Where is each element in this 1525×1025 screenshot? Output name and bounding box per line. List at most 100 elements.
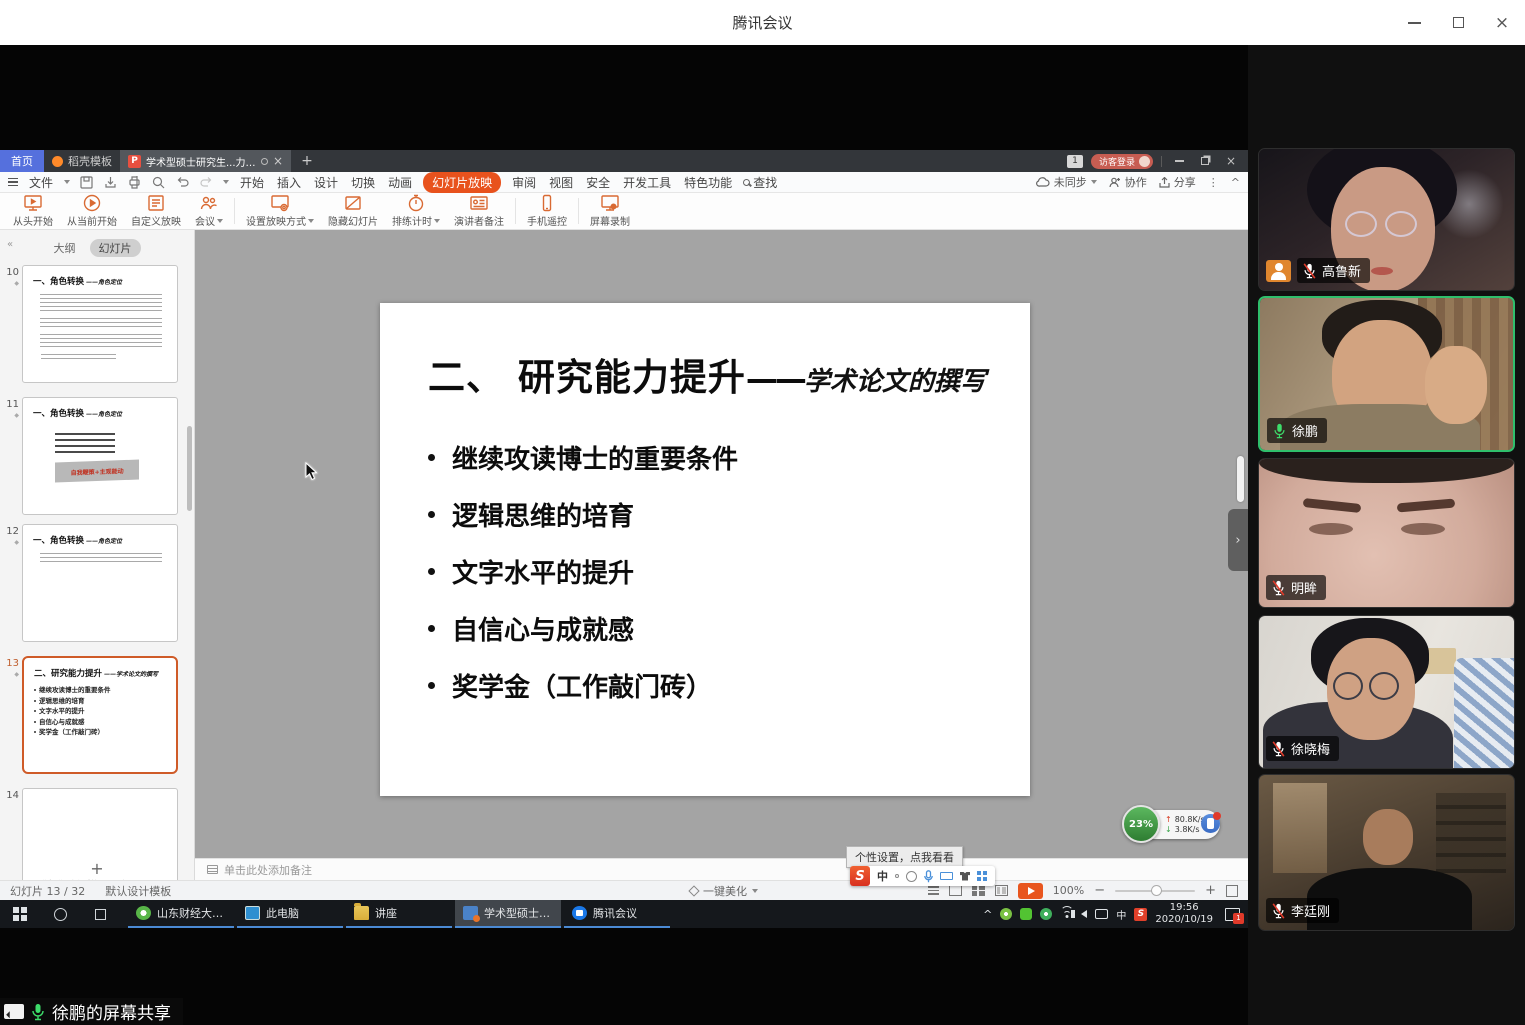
custom-show-button[interactable]: 自定义放映	[124, 192, 188, 230]
clock[interactable]: 19:56 2020/10/19	[1155, 902, 1213, 926]
zoom-slider[interactable]	[1115, 890, 1195, 892]
volume-icon[interactable]	[1081, 910, 1087, 918]
pin-icon[interactable]	[261, 158, 268, 165]
output-icon[interactable]	[103, 175, 118, 190]
reading-view-icon[interactable]	[995, 885, 1008, 896]
collaborate-button[interactable]: 协作	[1109, 174, 1147, 190]
tab-home[interactable]: 首页	[0, 150, 44, 172]
ime-punctuation-icon[interactable]	[895, 874, 899, 878]
slide-10-thumb[interactable]: 一、角色转换——角色定位	[22, 265, 178, 383]
wechat-icon[interactable]	[1020, 908, 1032, 920]
message-icon[interactable]	[1095, 909, 1108, 919]
slide-sorter-icon[interactable]	[972, 885, 985, 896]
minimize-button[interactable]	[1399, 8, 1429, 38]
menu-insert[interactable]: 插入	[275, 173, 303, 192]
menu-transition[interactable]: 切换	[349, 173, 377, 192]
tray-expand-icon[interactable]: ^	[983, 908, 992, 921]
taskbar-app-this-pc[interactable]: 此电脑	[237, 900, 343, 928]
collapse-sidebar-icon[interactable]: «	[7, 239, 13, 250]
slide-11-thumb[interactable]: 一、角色转换——角色定位 自我鞭策+主观能动	[22, 397, 178, 515]
hide-slide-button[interactable]: 隐藏幻灯片	[321, 192, 385, 230]
template-name[interactable]: 默认设计模板	[105, 883, 171, 899]
wps-minimize-button[interactable]	[1170, 150, 1188, 172]
wps-close-button[interactable]: ×	[1222, 150, 1240, 172]
menu-view[interactable]: 视图	[547, 173, 575, 192]
participant-tile-speaking[interactable]: 徐鹏	[1258, 296, 1515, 452]
normal-view-icon[interactable]	[949, 885, 962, 896]
wps-restore-button[interactable]	[1196, 150, 1214, 172]
network-speed-widget[interactable]: ↑80.8K/s ↓3.8K/s 23%	[1122, 805, 1220, 845]
redo-icon[interactable]	[199, 175, 214, 190]
sidebar-scrollbar[interactable]	[187, 426, 192, 511]
menu-slideshow[interactable]: 幻灯片放映	[423, 172, 501, 193]
meeting-button[interactable]: 会议	[188, 192, 230, 230]
zoom-slider-knob[interactable]	[1151, 885, 1162, 896]
tab-docer[interactable]: 稻壳模板	[44, 150, 120, 172]
menu-animation[interactable]: 动画	[386, 173, 414, 192]
toolbox-icon[interactable]	[977, 871, 987, 881]
start-button[interactable]	[0, 900, 40, 928]
undo-icon[interactable]	[175, 175, 190, 190]
taskbar-app-wps[interactable]: 学术型硕士研究生...	[455, 900, 561, 928]
add-slide-button[interactable]: +	[0, 859, 194, 878]
fullscreen-icon[interactable]	[1226, 885, 1238, 897]
slide-13-thumb-selected[interactable]: 二、研究能力提升——学术论文的撰写 继续攻读博士的重要条件 逻辑思维的培育 文字…	[22, 656, 178, 774]
zoom-in-button[interactable]: +	[1205, 883, 1216, 898]
new-tab-button[interactable]: +	[291, 150, 323, 172]
slideshow-play-button[interactable]	[1018, 883, 1043, 899]
save-icon[interactable]	[79, 175, 94, 190]
voice-input-icon[interactable]	[924, 870, 933, 883]
menu-design[interactable]: 设计	[312, 173, 340, 192]
beautify-button[interactable]: 一键美化	[690, 883, 758, 899]
rehearse-timing-button[interactable]: 排练计时	[385, 192, 447, 230]
sogou-logo[interactable]: S	[850, 866, 870, 886]
play-from-current-button[interactable]: 从当前开始	[60, 192, 124, 230]
print-icon[interactable]	[127, 175, 142, 190]
zoom-level[interactable]: 100%	[1053, 884, 1084, 897]
maximize-button[interactable]	[1443, 8, 1473, 38]
collapse-ribbon-icon[interactable]: ^	[1231, 176, 1240, 189]
menu-security[interactable]: 安全	[584, 173, 612, 192]
cortana-button[interactable]	[40, 900, 80, 928]
tab-close-icon[interactable]: ×	[273, 154, 283, 168]
taskbar-app-folder[interactable]: 讲座	[346, 900, 452, 928]
participant-tile[interactable]: 高鲁新	[1258, 148, 1515, 291]
taskbar-app-browser[interactable]: 山东财经大学 - 36...	[128, 900, 234, 928]
zoom-out-button[interactable]: −	[1094, 883, 1105, 898]
participant-tile[interactable]: 明眸	[1258, 458, 1515, 608]
canvas-scrollbar[interactable]	[1237, 456, 1244, 502]
tab-outline[interactable]: 大纲	[54, 240, 76, 256]
play-from-start-button[interactable]: 从头开始	[6, 192, 60, 230]
notes-toggle-icon[interactable]	[928, 886, 939, 895]
keyboard-icon[interactable]	[940, 872, 953, 880]
action-center-icon[interactable]: 1	[1225, 908, 1240, 921]
ime-lang-indicator[interactable]: 中	[877, 868, 888, 884]
cloud-sync-button[interactable]: 未同步	[1036, 174, 1097, 190]
guest-login-button[interactable]: 访客登录	[1091, 154, 1153, 169]
menu-file[interactable]: 文件	[27, 173, 55, 192]
menu-start[interactable]: 开始	[238, 173, 266, 192]
skin-icon[interactable]	[960, 872, 970, 881]
preview-icon[interactable]	[151, 175, 166, 190]
antivirus-icon[interactable]	[1040, 908, 1052, 920]
memory-usage-ball[interactable]: 23%	[1122, 805, 1160, 843]
menu-features[interactable]: 特色功能	[682, 173, 734, 192]
window-count-badge[interactable]: 1	[1067, 155, 1083, 168]
taskbar-app-meeting[interactable]: 腾讯会议	[564, 900, 670, 928]
tray-lang-indicator[interactable]: 中	[1116, 907, 1126, 922]
task-view-button[interactable]	[80, 900, 120, 928]
current-slide[interactable]: 二、 研究能力提升——学术论文的撰写 继续攻读博士的重要条件 逻辑思维的培育 文…	[380, 303, 1030, 796]
ime-toolbar[interactable]: S 中	[850, 866, 995, 886]
security-tool-icon[interactable]	[1201, 814, 1220, 833]
participant-tile[interactable]: 徐晓梅	[1258, 615, 1515, 769]
tray-app-icon[interactable]	[1000, 908, 1012, 920]
tab-slides[interactable]: 幻灯片	[90, 239, 141, 257]
sogou-tray-icon[interactable]: S	[1134, 908, 1147, 921]
screen-record-button[interactable]: 屏幕录制	[583, 192, 637, 230]
find-button[interactable]: 查找	[743, 174, 777, 191]
tab-document[interactable]: P 学术型硕士研究生...力提升10.19 ×	[120, 150, 291, 172]
slideshow-settings-button[interactable]: 设置放映方式	[239, 192, 321, 230]
notes-bar[interactable]: 单击此处添加备注	[195, 858, 1248, 880]
share-button[interactable]: 分享	[1159, 174, 1196, 190]
slide-12-thumb[interactable]: 一、角色转换——角色定位	[22, 524, 178, 642]
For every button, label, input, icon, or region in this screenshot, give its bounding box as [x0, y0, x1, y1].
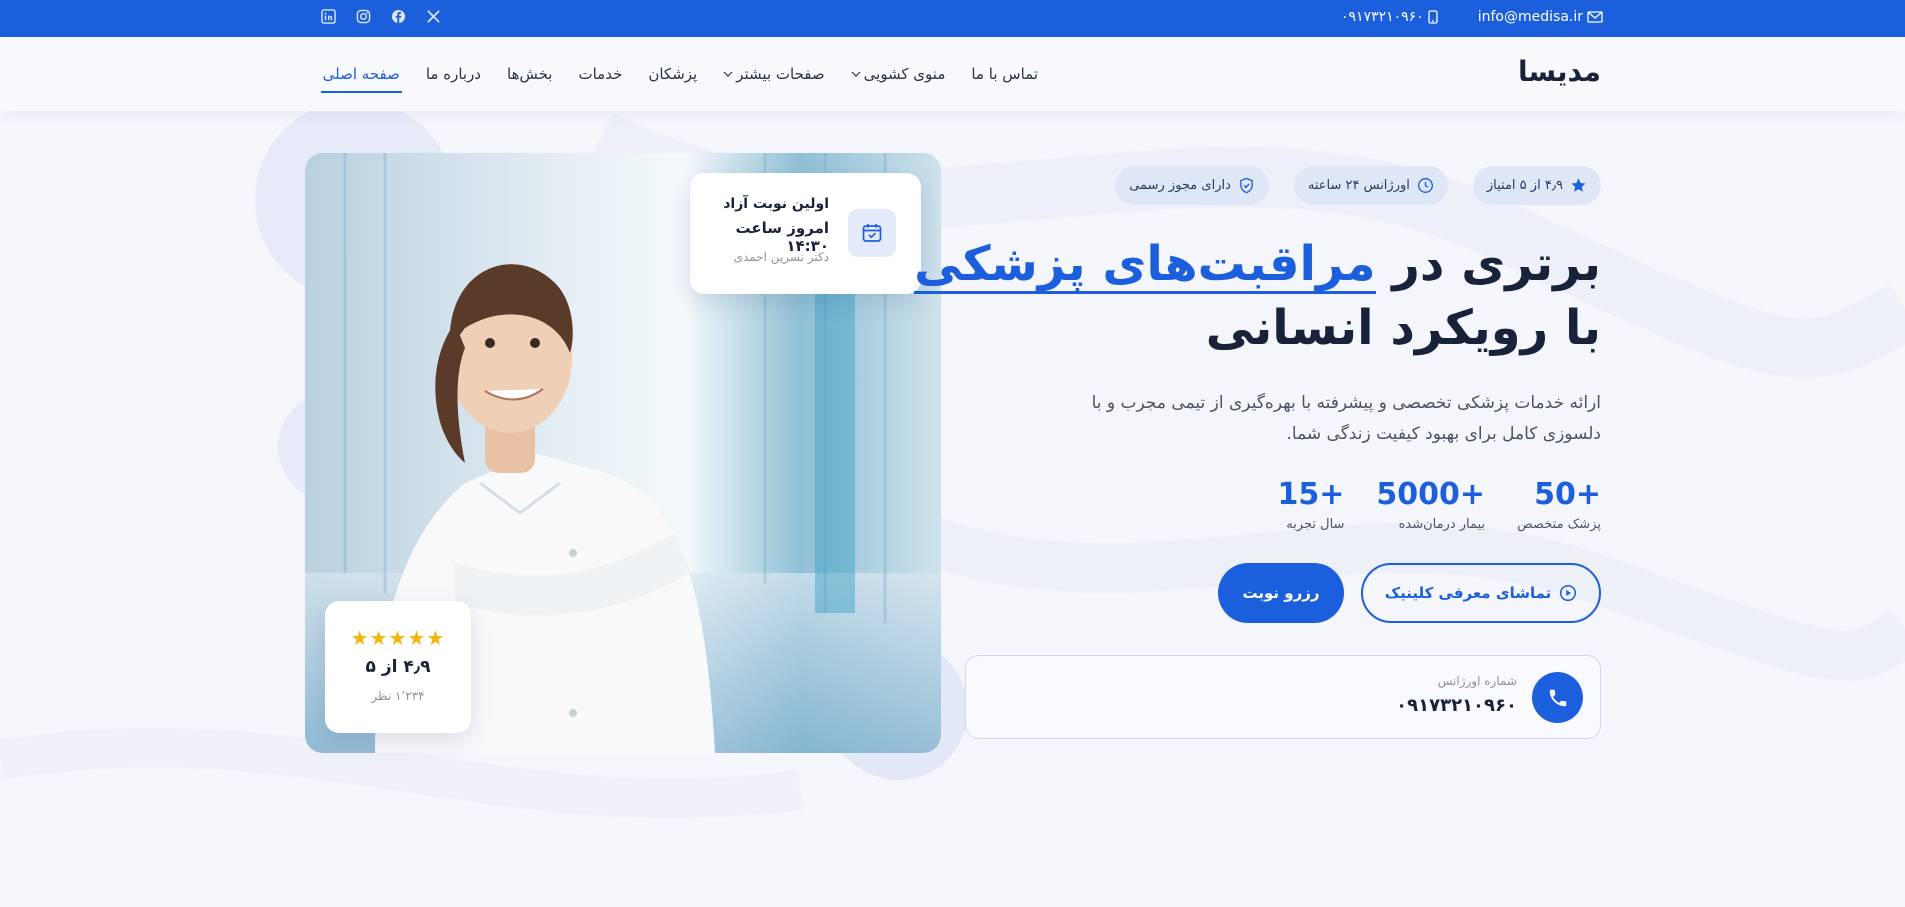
---+---
Aim of the exercise
Your copy should match the data above exactly, apart from the pictures.

Output of the task
Where is each element in this 1525×1025 screenshot? Output name and bounding box per line. List at most 100 elements.
custom-show-button[interactable]: 自定义放映	[124, 192, 188, 230]
clock[interactable]: 19:56 2020/10/19	[1155, 902, 1213, 926]
zoom-slider[interactable]	[1115, 890, 1195, 892]
volume-icon[interactable]	[1081, 910, 1087, 918]
pin-icon[interactable]	[261, 158, 268, 165]
output-icon[interactable]	[103, 175, 118, 190]
reading-view-icon[interactable]	[995, 885, 1008, 896]
collaborate-button[interactable]: 协作	[1109, 174, 1147, 190]
tab-home[interactable]: 首页	[0, 150, 44, 172]
ime-punctuation-icon[interactable]	[895, 874, 899, 878]
slide-10-thumb[interactable]: 一、角色转换——角色定位	[22, 265, 178, 383]
wechat-icon[interactable]	[1020, 908, 1032, 920]
message-icon[interactable]	[1095, 909, 1108, 919]
slide-sorter-icon[interactable]	[972, 885, 985, 896]
minimize-button[interactable]	[1399, 8, 1429, 38]
menu-insert[interactable]: 插入	[275, 173, 303, 192]
menu-transition[interactable]: 切换	[349, 173, 377, 192]
tray-expand-icon[interactable]: ^	[983, 908, 992, 921]
taskbar-app-this-pc[interactable]: 此电脑	[237, 900, 343, 928]
collapse-sidebar-icon[interactable]: «	[7, 239, 13, 250]
slide-11-thumb[interactable]: 一、角色转换——角色定位 自我鞭策+主观能动	[22, 397, 178, 515]
hide-slide-button[interactable]: 隐藏幻灯片	[321, 192, 385, 230]
template-name[interactable]: 默认设计模板	[105, 883, 171, 899]
wps-minimize-button[interactable]	[1170, 150, 1188, 172]
wps-close-button[interactable]: ×	[1222, 150, 1240, 172]
menu-view[interactable]: 视图	[547, 173, 575, 192]
participant-tile-speaking[interactable]: 徐鹏	[1258, 296, 1515, 452]
normal-view-icon[interactable]	[949, 885, 962, 896]
wps-restore-button[interactable]	[1196, 150, 1214, 172]
network-speed-widget[interactable]: ↑80.8K/s ↓3.8K/s 23%	[1122, 805, 1220, 845]
redo-icon[interactable]	[199, 175, 214, 190]
sidebar-scrollbar[interactable]	[187, 426, 192, 511]
menu-slideshow[interactable]: 幻灯片放映	[423, 172, 501, 193]
meeting-button[interactable]: 会议	[188, 192, 230, 230]
zoom-slider-knob[interactable]	[1151, 885, 1162, 896]
tab-docer[interactable]: 稻壳模板	[44, 150, 120, 172]
menu-animation[interactable]: 动画	[386, 173, 414, 192]
toolbox-icon[interactable]	[977, 871, 987, 881]
start-button[interactable]	[0, 900, 40, 928]
undo-icon[interactable]	[175, 175, 190, 190]
taskbar-app-wps[interactable]: 学术型硕士研究生...	[455, 900, 561, 928]
add-slide-button[interactable]: +	[0, 859, 194, 878]
fullscreen-icon[interactable]	[1226, 885, 1238, 897]
slide-13-thumb-selected[interactable]: 二、研究能力提升——学术论文的撰写 继续攻读博士的重要条件 逻辑思维的培育 文字…	[22, 656, 178, 774]
zoom-in-button[interactable]: +	[1205, 883, 1216, 898]
new-tab-button[interactable]: +	[291, 150, 323, 172]
slideshow-play-button[interactable]	[1018, 883, 1043, 899]
save-icon[interactable]	[79, 175, 94, 190]
voice-input-icon[interactable]	[924, 870, 933, 883]
menu-design[interactable]: 设计	[312, 173, 340, 192]
beautify-button[interactable]: 一键美化	[690, 883, 758, 899]
rehearse-timing-button[interactable]: 排练计时	[385, 192, 447, 230]
sogou-logo[interactable]: S	[850, 866, 870, 886]
play-from-current-button[interactable]: 从当前开始	[60, 192, 124, 230]
print-icon[interactable]	[127, 175, 142, 190]
zoom-level[interactable]: 100%	[1053, 884, 1084, 897]
maximize-button[interactable]	[1443, 8, 1473, 38]
collapse-ribbon-icon[interactable]: ^	[1231, 176, 1240, 189]
menu-security[interactable]: 安全	[584, 173, 612, 192]
cortana-button[interactable]	[40, 900, 80, 928]
tab-close-icon[interactable]: ×	[273, 154, 283, 168]
taskbar-app-folder[interactable]: 讲座	[346, 900, 452, 928]
participant-tile[interactable]: 高鲁新	[1258, 148, 1515, 291]
taskbar-app-browser[interactable]: 山东财经大学 - 36...	[128, 900, 234, 928]
zoom-out-button[interactable]: −	[1094, 883, 1105, 898]
participant-tile[interactable]: 明眸	[1258, 458, 1515, 608]
canvas-scrollbar[interactable]	[1237, 456, 1244, 502]
tab-outline[interactable]: 大纲	[54, 240, 76, 256]
play-from-start-button[interactable]: 从头开始	[6, 192, 60, 230]
notes-toggle-icon[interactable]	[928, 886, 939, 895]
keyboard-icon[interactable]	[940, 872, 953, 880]
action-center-icon[interactable]: 1	[1225, 908, 1240, 921]
ime-lang-indicator[interactable]: 中	[877, 868, 888, 884]
cloud-sync-button[interactable]: 未同步	[1036, 174, 1097, 190]
guest-login-button[interactable]: 访客登录	[1091, 154, 1153, 169]
menu-file[interactable]: 文件	[27, 173, 55, 192]
menu-start[interactable]: 开始	[238, 173, 266, 192]
skin-icon[interactable]	[960, 872, 970, 881]
preview-icon[interactable]	[151, 175, 166, 190]
antivirus-icon[interactable]	[1040, 908, 1052, 920]
memory-usage-ball[interactable]: 23%	[1122, 805, 1160, 843]
menu-features[interactable]: 特色功能	[682, 173, 734, 192]
window-count-badge[interactable]: 1	[1067, 155, 1083, 168]
taskbar-app-meeting[interactable]: 腾讯会议	[564, 900, 670, 928]
tray-lang-indicator[interactable]: 中	[1116, 907, 1126, 922]
task-view-button[interactable]	[80, 900, 120, 928]
current-slide[interactable]: 二、 研究能力提升——学术论文的撰写 继续攻读博士的重要条件 逻辑思维的培育 文…	[380, 303, 1030, 796]
ime-toolbar[interactable]: S 中	[850, 866, 995, 886]
security-tool-icon[interactable]	[1201, 814, 1220, 833]
participant-tile[interactable]: 徐晓梅	[1258, 615, 1515, 769]
tray-app-icon[interactable]	[1000, 908, 1012, 920]
tab-slides[interactable]: 幻灯片	[90, 239, 141, 257]
sogou-tray-icon[interactable]: S	[1134, 908, 1147, 921]
screen-record-button[interactable]: 屏幕录制	[583, 192, 637, 230]
find-button[interactable]: 查找	[743, 174, 777, 191]
tab-document[interactable]: P 学术型硕士研究生...力提升10.19 ×	[120, 150, 291, 172]
slideshow-settings-button[interactable]: 设置放映方式	[239, 192, 321, 230]
notes-bar[interactable]: 单击此处添加备注	[195, 858, 1248, 880]
share-button[interactable]: 分享	[1159, 174, 1196, 190]
slide-12-thumb[interactable]: 一、角色转换——角色定位	[22, 524, 178, 642]
For every button, label, input, icon, or region in this screenshot, give its bounding box as [x0, y0, x1, y1].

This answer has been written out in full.